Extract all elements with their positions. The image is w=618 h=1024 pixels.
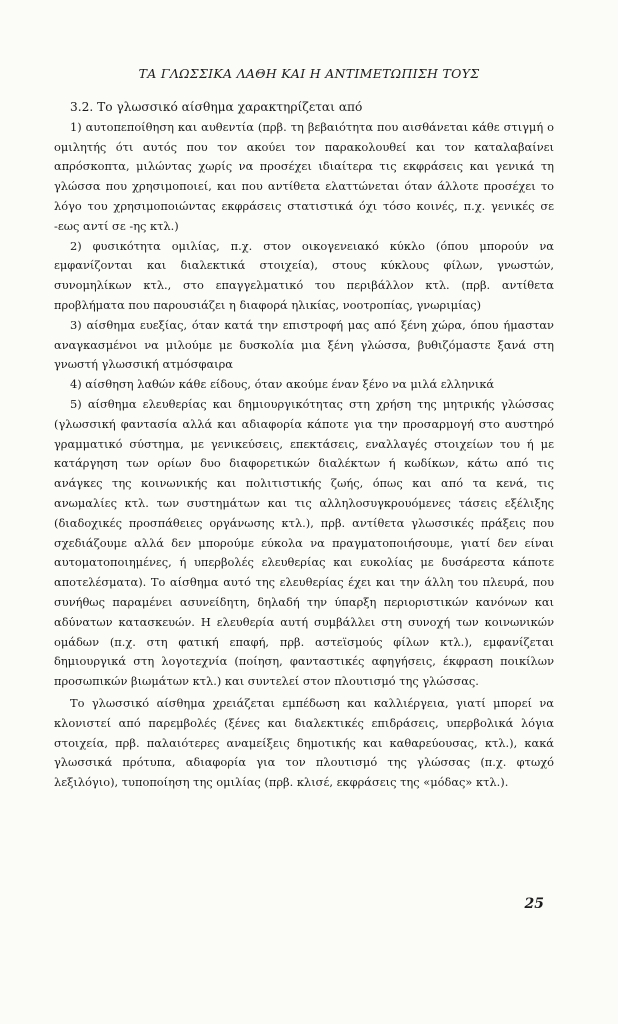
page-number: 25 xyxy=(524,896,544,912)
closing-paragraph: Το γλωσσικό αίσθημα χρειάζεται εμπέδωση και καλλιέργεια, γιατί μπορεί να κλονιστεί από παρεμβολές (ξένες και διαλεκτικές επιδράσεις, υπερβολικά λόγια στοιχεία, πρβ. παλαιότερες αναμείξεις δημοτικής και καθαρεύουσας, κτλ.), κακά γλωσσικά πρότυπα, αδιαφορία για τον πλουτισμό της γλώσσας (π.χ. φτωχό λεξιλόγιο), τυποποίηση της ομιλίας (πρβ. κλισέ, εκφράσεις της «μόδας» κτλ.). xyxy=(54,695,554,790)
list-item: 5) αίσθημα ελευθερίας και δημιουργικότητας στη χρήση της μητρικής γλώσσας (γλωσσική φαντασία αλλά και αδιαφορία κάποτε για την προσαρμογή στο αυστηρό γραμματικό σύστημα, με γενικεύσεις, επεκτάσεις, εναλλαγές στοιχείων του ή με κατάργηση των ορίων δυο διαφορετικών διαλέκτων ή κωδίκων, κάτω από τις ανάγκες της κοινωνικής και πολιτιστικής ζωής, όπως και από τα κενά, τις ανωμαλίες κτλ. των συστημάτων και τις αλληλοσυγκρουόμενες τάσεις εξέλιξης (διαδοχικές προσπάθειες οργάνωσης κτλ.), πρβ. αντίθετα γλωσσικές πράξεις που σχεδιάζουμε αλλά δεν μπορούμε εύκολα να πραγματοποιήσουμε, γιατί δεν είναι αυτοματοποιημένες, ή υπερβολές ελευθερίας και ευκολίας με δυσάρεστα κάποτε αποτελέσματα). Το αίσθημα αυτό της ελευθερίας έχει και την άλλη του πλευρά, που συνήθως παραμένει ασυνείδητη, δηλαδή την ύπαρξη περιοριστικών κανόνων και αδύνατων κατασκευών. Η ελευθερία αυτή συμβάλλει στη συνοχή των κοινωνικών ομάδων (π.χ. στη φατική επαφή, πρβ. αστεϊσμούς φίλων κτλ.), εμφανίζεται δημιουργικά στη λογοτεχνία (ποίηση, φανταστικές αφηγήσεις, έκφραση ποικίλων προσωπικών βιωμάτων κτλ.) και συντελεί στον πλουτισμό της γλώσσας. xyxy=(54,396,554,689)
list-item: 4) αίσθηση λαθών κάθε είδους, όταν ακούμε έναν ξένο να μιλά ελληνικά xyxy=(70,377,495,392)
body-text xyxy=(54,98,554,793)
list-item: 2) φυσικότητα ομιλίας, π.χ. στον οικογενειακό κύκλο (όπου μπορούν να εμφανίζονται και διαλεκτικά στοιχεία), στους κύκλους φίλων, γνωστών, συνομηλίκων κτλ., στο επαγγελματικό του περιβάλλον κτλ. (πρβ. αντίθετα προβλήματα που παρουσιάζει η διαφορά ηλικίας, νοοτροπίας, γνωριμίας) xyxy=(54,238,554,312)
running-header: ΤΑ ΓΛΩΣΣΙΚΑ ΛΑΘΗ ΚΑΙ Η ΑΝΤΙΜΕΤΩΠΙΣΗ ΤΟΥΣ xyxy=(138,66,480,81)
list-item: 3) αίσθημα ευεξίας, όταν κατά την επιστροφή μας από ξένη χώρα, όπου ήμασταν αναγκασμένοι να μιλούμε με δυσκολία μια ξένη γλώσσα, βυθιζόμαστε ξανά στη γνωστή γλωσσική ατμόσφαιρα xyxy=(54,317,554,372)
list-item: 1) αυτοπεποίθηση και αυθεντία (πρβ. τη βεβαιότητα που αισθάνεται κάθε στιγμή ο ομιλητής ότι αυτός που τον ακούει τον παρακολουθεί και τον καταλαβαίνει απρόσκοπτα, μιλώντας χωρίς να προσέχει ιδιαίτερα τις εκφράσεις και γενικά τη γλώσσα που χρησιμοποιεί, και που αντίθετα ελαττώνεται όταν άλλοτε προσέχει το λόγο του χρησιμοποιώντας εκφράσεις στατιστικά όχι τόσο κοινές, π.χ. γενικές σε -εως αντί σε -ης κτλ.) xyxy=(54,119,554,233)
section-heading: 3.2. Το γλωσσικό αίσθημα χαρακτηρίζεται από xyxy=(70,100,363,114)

### [Your task]
Swap "list-item" for "numbered-item" everywhere in the entries above and write them out again with nothing else changed. Leave out the picture lines.

### [Correct result]
Extract all elements with their positions. The image is w=618 h=1024 pixels.
page-number: 25 xyxy=(524,896,544,912)
closing-paragraph: Το γλωσσικό αίσθημα χρειάζεται εμπέδωση και καλλιέργεια, γιατί μπορεί να κλονιστεί από παρεμβολές (ξένες και διαλεκτικές επιδράσεις, υπερβολικά λόγια στοιχεία, πρβ. παλαιότερες αναμείξεις δημοτικής και καθαρεύουσας, κτλ.), κακά γλωσσικά πρότυπα, αδιαφορία για τον πλουτισμό της γλώσσας (π.χ. φτωχό λεξιλόγιο), τυποποίηση της ομιλίας (πρβ. κλισέ, εκφράσεις της «μόδας» κτλ.). xyxy=(54,695,554,790)
numbered-item: 5) αίσθημα ελευθερίας και δημιουργικότητας στη χρήση της μητρικής γλώσσας (γλωσσική φαντασία αλλά και αδιαφορία κάποτε για την προσαρμογή στο αυστηρό γραμματικό σύστημα, με γενικεύσεις, επεκτάσεις, εναλλαγές στοιχείων του ή με κατάργηση των ορίων δυο διαφορετικών διαλέκτων ή κωδίκων, κάτω από τις ανάγκες της κοινωνικής και πολιτιστικής ζωής, όπως και από τα κενά, τις ανωμαλίες κτλ. των συστημάτων και τις αλληλοσυγκρουόμενες τάσεις εξέλιξης (διαδοχικές προσπάθειες οργάνωσης κτλ.), πρβ. αντίθετα γλωσσικές πράξεις που σχεδιάζουμε αλλά δεν μπορούμε εύκολα να πραγματοποιήσουμε, γιατί δεν είναι αυτοματοποιημένες, ή υπερβολές ελευθερίας και ευκολίας με δυσάρεστα κάποτε αποτελέσματα). Το αίσθημα αυτό της ελευθερίας έχει και την άλλη του πλευρά, που συνήθως παραμένει ασυνείδητη, δηλαδή την ύπαρξη περιοριστικών κανόνων και αδύνατων κατασκευών. Η ελευθερία αυτή συμβάλλει στη συνοχή των κοινωνικών ομάδων (π.χ. στη φατική επαφή, πρβ. αστεϊσμούς φίλων κτλ.), εμφανίζεται δημιουργικά στη λογοτεχνία (ποίηση, φανταστικές αφηγήσεις, έκφραση ποικίλων προσωπικών βιωμάτων κτλ.) και συντελεί στον πλουτισμό της γλώσσας. xyxy=(54,396,554,689)
numbered-item: 4) αίσθηση λαθών κάθε είδους, όταν ακούμε έναν ξένο να μιλά ελληνικά xyxy=(70,377,495,392)
body-text xyxy=(54,98,554,793)
numbered-item: 2) φυσικότητα ομιλίας, π.χ. στον οικογενειακό κύκλο (όπου μπορούν να εμφανίζονται και διαλεκτικά στοιχεία), στους κύκλους φίλων, γνωστών, συνομηλίκων κτλ., στο επαγγελματικό του περιβάλλον κτλ. (πρβ. αντίθετα προβλήματα που παρουσιάζει η διαφορά ηλικίας, νοοτροπίας, γνωριμίας) xyxy=(54,238,554,312)
running-header: ΤΑ ΓΛΩΣΣΙΚΑ ΛΑΘΗ ΚΑΙ Η ΑΝΤΙΜΕΤΩΠΙΣΗ ΤΟΥΣ xyxy=(138,66,480,81)
numbered-item: 3) αίσθημα ευεξίας, όταν κατά την επιστροφή μας από ξένη χώρα, όπου ήμασταν αναγκασμένοι να μιλούμε με δυσκολία μια ξένη γλώσσα, βυθιζόμαστε ξανά στη γνωστή γλωσσική ατμόσφαιρα xyxy=(54,317,554,372)
numbered-item: 1) αυτοπεποίθηση και αυθεντία (πρβ. τη βεβαιότητα που αισθάνεται κάθε στιγμή ο ομιλητής ότι αυτός που τον ακούει τον παρακολουθεί και τον καταλαβαίνει απρόσκοπτα, μιλώντας χωρίς να προσέχει ιδιαίτερα τις εκφράσεις και γενικά τη γλώσσα που χρησιμοποιεί, και που αντίθετα ελαττώνεται όταν άλλοτε προσέχει το λόγο του χρησιμοποιώντας εκφράσεις στατιστικά όχι τόσο κοινές, π.χ. γενικές σε -εως αντί σε -ης κτλ.) xyxy=(54,119,554,233)
section-heading: 3.2. Το γλωσσικό αίσθημα χαρακτηρίζεται από xyxy=(70,100,363,114)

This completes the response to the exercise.